- [Arbeitsauftrag]
Führe den Artikel über zehn Jahre Unabhängigkeit des Kosovo im Anschluss an seinen letzten Satz fort.

- [Zitierter Abschnitt]
Kosovo und EU: Politik für Warlords

Nr. 7 –

Der Kosovo feiert zehn Jahre Unabhängigkeit, doch Partystimmung kommt nicht auf. Die Wirtschaft liegt am Boden, die Korruption grassiert, und an der Spitze des Staats stehen fragwürdige Exwarlords mit besten Kontakten zur kriminellen Halbwelt. Das Land konkurriert mit Moldawien um den wenig ruhmreichen Titel «ärmstes Land Europas». Die Uno und die EU haben kaum eines der Ziele erreicht, die sie sich vor zehn Jahren gesetzt hatten.

Der Kosovo ist nicht nur der jüngste Staat Europas, er ist auch der Staat mit der jüngsten Bevölkerung und einer Jugendarbeitslosenquote von rund sechzig Prozent. Die Jugend fordert Perspektiven: die einen, indem sie auf die Strasse gehen und die linksnationalistische Partei Vetevendosje unterstützen; die anderen, indem sie ihre Koffer packen und das Land verlassen, meistens in Richtung Schweiz, Deutschland oder Österreich.

- [Quellenmaterial]
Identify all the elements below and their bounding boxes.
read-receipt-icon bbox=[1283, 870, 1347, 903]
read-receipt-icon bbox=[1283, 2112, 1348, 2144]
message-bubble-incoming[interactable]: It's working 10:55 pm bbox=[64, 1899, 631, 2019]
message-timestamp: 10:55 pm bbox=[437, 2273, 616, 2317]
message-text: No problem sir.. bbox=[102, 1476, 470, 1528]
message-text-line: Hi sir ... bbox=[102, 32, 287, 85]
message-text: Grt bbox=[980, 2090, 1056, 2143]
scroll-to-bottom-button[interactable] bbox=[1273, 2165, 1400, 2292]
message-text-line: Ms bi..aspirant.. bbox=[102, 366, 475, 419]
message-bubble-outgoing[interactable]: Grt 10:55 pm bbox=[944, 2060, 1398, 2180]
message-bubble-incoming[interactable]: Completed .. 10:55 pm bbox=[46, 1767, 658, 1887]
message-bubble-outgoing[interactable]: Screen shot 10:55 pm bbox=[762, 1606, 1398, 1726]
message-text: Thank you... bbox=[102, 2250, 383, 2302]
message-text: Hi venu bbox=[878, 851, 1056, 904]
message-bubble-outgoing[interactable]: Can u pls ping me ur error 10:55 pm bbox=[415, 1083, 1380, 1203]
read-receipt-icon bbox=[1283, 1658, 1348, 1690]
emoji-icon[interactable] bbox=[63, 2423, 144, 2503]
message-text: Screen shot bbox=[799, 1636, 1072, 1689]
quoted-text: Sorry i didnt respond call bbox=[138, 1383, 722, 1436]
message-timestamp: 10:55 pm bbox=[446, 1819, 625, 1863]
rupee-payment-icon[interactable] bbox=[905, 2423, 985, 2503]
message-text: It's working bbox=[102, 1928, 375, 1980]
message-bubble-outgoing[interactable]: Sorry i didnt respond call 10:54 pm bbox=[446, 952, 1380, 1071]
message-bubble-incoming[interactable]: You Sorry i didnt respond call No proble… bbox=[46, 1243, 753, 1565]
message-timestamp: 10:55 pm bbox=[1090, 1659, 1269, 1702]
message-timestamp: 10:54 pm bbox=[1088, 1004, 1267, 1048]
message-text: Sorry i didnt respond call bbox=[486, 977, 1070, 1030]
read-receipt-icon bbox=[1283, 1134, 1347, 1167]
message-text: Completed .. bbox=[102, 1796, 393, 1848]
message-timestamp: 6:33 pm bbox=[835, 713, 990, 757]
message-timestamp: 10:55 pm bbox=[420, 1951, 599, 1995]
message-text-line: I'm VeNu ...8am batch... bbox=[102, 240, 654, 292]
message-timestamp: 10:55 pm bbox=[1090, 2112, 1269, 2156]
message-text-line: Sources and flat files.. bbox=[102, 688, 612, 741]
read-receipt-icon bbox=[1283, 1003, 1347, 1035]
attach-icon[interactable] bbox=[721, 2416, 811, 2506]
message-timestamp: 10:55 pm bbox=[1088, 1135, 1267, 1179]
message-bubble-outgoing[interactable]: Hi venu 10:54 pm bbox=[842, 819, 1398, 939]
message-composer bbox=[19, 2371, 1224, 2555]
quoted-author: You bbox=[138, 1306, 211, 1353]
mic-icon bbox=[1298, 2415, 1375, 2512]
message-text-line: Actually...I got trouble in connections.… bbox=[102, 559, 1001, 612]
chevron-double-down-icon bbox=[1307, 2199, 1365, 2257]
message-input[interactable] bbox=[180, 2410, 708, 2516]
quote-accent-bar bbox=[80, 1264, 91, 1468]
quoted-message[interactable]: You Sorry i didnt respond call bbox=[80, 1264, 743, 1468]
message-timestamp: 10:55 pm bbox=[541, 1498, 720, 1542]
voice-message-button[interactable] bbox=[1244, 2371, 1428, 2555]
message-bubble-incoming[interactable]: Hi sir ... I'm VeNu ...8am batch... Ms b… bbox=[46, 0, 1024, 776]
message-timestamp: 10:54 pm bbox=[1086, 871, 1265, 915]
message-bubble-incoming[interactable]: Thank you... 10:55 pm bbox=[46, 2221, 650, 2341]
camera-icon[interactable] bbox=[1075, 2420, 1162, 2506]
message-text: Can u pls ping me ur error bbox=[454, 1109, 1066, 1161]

- [Antwort zur Aufgabe]
Die sogenannte internationale Gemeinschaft (gemeint sind vor allem die USA und die EU, in geringerem Mass auch die Schweiz) muss sich die Frage stellen, warum ihre Strategien gescheitert sind, obwohl sie viele Milliarden Euro in ein kleines Land mit gerade einmal 1,8 Millionen EinwohnerInnen gesteckt hat.

Ohne die Bombardierung Restjugoslawiens durch die Nato und den darauffolgenden Einmarsch von 50 000 Soldaten würde es den Kosovo als unabhängigen Staat nicht geben. Weil grundlegende Aufgaben von Polizei und Rechtsstaat weiterhin von der Uno und der EU übernommen werden, bleibt das Land auch zehn Jahre nach seiner Unabhängigkeit quasi ein Protektorat.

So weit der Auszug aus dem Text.